# Record extracts start
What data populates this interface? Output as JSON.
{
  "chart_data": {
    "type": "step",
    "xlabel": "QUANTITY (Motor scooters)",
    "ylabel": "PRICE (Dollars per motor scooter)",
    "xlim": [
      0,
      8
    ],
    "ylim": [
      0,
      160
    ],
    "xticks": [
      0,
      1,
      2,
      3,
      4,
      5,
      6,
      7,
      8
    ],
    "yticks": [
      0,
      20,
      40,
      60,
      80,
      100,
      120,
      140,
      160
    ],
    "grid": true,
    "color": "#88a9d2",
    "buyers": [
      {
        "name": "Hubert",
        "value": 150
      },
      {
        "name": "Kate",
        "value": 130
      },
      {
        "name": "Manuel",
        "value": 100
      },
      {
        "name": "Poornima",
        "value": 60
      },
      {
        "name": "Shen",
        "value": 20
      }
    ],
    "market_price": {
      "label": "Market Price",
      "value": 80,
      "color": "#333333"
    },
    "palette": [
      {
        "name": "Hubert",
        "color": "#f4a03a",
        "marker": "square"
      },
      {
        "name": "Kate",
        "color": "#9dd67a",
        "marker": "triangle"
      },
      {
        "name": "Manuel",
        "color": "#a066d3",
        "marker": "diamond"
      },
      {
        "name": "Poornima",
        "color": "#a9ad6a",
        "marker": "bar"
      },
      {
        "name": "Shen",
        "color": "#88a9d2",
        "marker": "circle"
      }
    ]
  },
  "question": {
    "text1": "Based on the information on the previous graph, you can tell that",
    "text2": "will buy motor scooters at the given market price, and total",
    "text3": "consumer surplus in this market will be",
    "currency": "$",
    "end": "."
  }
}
# Record extracts end
◆ Work to complete ◆
Looking at the material above, count the lines containing the string "scooters" and reply with the count alone.

◆ Task output ◆
2